▶ [What you need to do]: Tally up the lines that include "zástupcem" and state that number by itself.
====== Material to process
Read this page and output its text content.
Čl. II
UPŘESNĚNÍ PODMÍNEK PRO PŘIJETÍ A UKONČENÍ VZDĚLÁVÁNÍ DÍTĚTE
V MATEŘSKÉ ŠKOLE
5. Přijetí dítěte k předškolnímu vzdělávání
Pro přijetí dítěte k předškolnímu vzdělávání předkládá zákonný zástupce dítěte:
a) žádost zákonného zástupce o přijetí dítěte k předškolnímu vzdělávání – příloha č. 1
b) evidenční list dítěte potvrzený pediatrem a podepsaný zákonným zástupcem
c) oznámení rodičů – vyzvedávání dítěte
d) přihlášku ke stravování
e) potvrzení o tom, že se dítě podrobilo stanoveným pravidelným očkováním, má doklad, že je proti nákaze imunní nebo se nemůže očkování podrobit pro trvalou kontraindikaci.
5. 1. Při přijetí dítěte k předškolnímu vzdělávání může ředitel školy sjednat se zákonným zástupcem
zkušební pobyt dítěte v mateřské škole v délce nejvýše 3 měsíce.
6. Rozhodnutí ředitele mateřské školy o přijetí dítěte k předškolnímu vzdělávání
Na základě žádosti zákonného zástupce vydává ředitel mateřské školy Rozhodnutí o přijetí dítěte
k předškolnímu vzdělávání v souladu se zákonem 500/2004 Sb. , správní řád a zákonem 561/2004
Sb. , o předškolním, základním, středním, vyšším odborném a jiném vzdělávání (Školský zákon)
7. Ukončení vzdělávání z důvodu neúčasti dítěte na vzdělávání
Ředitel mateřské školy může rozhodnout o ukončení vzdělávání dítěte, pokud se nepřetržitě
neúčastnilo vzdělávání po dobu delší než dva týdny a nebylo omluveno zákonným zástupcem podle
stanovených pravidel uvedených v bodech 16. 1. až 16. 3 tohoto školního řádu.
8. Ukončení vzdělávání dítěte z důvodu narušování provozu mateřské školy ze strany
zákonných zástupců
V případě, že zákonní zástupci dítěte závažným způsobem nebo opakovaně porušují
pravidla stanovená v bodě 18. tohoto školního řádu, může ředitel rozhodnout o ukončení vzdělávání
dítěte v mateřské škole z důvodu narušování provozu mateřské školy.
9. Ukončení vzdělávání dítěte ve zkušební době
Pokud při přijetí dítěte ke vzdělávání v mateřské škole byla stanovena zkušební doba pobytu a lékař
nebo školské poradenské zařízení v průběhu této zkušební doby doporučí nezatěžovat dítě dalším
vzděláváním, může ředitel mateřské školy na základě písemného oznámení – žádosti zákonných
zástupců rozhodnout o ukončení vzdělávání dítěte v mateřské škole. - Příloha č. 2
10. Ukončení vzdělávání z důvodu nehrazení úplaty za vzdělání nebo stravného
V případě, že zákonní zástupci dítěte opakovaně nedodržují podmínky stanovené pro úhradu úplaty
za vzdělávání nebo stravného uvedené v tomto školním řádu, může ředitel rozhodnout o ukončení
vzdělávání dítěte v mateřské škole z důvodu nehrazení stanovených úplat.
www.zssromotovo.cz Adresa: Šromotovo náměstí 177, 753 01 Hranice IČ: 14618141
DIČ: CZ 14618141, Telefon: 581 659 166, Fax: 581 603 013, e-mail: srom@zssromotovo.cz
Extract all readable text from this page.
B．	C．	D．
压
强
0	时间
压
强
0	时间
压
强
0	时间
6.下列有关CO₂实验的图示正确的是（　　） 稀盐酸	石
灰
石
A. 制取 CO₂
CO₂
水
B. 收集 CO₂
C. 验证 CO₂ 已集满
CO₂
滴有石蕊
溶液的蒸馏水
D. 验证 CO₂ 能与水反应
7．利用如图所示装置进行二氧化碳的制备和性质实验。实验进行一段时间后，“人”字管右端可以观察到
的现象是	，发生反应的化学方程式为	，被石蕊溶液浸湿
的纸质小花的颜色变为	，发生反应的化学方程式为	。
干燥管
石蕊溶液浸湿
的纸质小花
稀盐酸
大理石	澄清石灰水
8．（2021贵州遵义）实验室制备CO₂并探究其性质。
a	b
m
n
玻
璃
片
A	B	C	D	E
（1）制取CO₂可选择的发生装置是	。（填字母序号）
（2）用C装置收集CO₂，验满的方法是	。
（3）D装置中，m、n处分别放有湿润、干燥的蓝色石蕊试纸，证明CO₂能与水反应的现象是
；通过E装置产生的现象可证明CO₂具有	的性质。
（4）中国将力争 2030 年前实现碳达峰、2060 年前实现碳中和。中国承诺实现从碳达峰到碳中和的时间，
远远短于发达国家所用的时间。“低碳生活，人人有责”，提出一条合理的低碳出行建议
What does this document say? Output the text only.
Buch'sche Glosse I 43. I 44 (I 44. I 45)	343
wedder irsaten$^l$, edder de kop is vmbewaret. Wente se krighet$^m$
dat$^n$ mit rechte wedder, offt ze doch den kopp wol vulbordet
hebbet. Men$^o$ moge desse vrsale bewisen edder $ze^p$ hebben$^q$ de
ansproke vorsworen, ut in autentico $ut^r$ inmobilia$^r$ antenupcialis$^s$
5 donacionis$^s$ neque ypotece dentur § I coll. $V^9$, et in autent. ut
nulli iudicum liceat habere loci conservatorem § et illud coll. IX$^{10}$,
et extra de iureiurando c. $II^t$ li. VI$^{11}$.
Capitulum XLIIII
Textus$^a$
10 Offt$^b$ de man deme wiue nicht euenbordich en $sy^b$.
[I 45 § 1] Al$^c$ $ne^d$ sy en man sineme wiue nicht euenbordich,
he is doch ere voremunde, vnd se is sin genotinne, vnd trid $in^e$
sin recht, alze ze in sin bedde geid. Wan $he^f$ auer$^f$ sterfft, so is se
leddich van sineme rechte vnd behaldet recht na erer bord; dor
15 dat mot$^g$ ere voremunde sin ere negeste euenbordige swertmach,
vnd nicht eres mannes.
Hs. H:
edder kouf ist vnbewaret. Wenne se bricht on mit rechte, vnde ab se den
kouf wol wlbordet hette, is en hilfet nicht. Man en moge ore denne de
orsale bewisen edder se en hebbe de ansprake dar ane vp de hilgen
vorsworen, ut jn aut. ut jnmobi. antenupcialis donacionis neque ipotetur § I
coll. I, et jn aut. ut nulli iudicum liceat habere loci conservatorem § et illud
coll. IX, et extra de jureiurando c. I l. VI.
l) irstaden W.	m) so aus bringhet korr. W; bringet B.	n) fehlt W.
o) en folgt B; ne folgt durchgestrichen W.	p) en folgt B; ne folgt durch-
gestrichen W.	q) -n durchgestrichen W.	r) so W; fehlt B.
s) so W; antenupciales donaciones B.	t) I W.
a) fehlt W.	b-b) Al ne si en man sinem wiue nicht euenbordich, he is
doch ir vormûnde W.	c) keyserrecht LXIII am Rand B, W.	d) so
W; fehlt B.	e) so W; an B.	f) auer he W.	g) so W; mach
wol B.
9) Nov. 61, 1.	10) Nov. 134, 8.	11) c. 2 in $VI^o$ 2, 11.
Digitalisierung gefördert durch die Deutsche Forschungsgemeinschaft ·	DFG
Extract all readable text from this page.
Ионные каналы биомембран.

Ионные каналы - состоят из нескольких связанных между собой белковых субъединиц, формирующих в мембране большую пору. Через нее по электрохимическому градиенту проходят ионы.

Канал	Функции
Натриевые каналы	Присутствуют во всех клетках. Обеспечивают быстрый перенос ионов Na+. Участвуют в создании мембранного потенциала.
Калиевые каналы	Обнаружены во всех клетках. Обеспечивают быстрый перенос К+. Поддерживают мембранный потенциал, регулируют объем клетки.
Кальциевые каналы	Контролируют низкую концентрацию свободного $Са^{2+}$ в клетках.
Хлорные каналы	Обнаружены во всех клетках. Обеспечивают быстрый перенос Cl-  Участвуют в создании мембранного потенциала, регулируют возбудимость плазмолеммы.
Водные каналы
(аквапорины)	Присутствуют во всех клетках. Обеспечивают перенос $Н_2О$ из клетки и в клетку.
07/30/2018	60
============
▶ [Exercise answer]: 3